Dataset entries
--- BEGIN ---
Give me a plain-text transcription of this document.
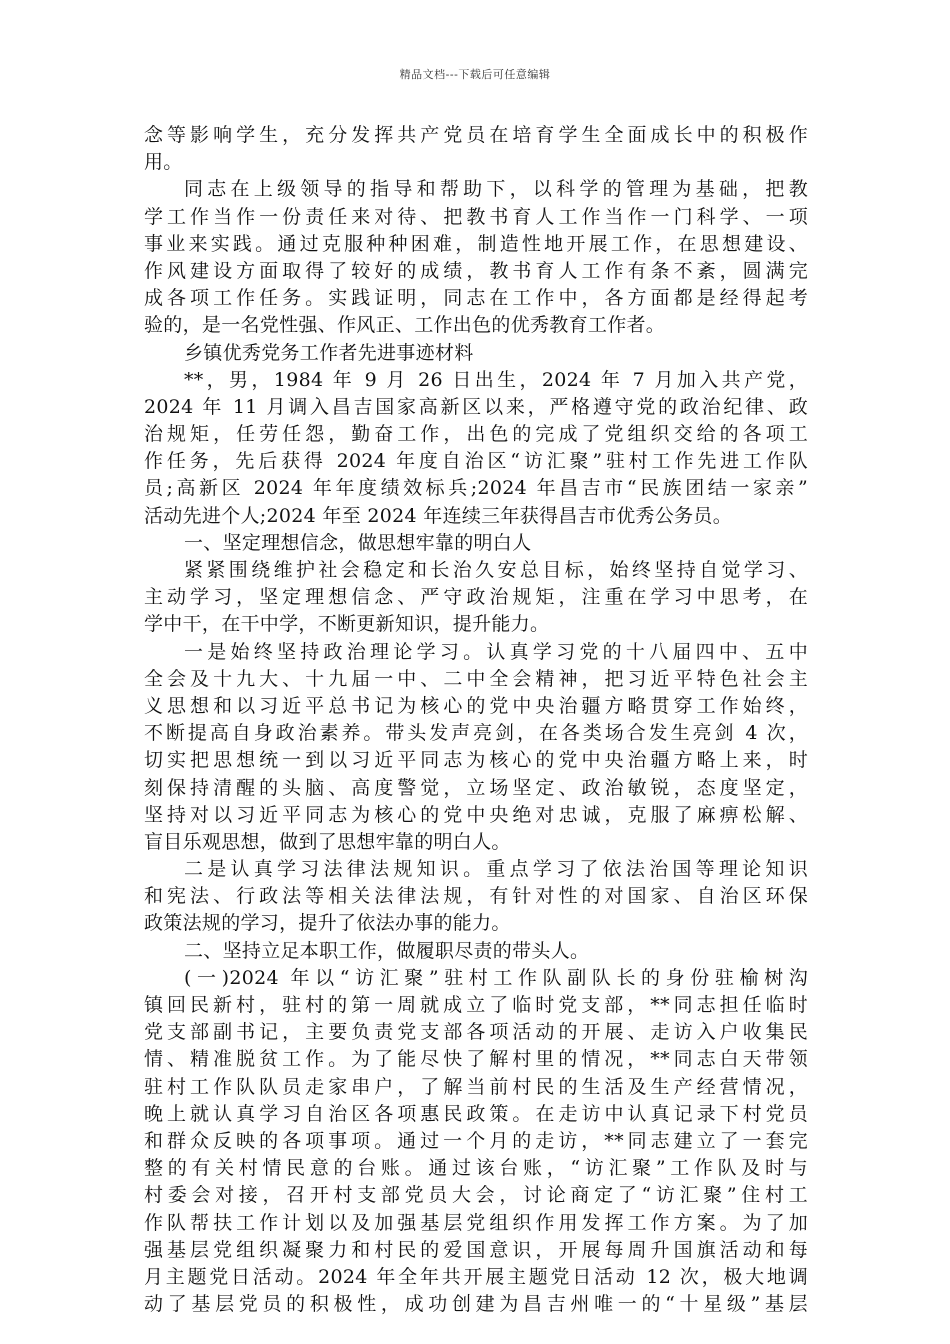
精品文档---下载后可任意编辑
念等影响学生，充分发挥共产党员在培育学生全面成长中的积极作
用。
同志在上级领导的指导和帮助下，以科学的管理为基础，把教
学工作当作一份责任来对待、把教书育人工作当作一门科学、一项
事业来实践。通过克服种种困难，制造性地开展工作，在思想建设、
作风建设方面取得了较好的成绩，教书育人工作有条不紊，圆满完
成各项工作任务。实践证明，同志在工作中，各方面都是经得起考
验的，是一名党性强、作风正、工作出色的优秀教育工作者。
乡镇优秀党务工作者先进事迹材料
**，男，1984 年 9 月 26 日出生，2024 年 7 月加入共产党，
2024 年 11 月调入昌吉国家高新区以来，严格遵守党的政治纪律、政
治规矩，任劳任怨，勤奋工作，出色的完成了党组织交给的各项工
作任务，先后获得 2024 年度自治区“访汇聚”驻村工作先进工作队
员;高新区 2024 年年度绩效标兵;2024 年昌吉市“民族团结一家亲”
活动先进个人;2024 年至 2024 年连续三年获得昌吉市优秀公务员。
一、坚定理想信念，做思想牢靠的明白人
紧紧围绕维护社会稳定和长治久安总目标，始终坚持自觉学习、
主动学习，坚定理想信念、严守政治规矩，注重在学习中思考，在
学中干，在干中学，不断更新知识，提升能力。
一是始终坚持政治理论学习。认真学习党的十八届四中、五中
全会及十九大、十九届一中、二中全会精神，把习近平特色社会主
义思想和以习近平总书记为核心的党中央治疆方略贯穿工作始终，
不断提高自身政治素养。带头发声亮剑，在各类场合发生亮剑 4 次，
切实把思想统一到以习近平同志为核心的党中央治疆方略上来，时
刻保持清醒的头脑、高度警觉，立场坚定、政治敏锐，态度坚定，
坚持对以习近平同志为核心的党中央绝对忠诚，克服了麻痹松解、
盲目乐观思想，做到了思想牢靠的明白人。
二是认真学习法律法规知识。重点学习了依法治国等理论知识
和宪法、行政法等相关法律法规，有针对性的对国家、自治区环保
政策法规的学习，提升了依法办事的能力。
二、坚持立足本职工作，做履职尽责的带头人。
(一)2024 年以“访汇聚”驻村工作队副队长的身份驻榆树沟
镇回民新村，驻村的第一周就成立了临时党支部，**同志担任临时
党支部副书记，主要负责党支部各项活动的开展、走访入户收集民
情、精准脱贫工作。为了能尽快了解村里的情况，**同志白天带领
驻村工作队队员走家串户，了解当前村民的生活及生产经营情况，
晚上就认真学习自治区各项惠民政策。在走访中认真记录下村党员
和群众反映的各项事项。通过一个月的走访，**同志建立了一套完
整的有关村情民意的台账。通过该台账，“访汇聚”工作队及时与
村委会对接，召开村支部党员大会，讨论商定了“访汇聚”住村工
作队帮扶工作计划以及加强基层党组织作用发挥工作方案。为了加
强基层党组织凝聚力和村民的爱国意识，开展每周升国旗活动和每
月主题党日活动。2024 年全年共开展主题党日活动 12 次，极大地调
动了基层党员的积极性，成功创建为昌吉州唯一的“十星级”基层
--- END ---
--- BEGIN ---
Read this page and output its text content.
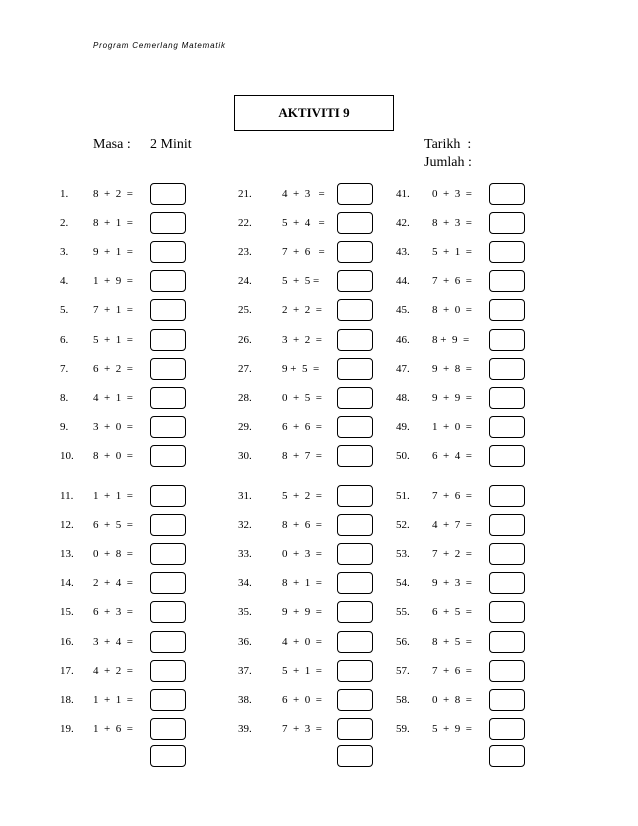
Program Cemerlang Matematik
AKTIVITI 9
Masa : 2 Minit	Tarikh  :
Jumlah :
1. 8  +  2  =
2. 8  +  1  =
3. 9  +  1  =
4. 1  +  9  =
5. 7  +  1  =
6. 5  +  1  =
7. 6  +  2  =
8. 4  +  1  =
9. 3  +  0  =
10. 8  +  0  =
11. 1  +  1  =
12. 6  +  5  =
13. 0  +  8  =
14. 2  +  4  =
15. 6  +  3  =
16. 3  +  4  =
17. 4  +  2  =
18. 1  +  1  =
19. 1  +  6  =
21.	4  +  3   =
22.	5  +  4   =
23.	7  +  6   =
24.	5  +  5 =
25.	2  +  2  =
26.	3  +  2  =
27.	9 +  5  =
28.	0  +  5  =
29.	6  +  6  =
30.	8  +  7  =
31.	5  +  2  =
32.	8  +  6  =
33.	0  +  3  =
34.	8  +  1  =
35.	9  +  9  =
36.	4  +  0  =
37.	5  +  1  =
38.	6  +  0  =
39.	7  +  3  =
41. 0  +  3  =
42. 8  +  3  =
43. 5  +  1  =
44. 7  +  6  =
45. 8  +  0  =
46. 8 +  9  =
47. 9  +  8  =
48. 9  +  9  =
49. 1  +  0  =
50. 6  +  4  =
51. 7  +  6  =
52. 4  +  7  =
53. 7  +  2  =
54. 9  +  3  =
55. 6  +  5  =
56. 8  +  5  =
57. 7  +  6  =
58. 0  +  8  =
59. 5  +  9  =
--- END ---
__INSTRUCTIONS TO FOLLOW__.
Search the records for the string "坚定理想信念" and return every line in which it occurs.

__EXERCISE RESULT__.
一、坚定理想信念，做思想牢靠的明白人
主动学习，坚定理想信念、严守政治规矩，注重在学习中思考，在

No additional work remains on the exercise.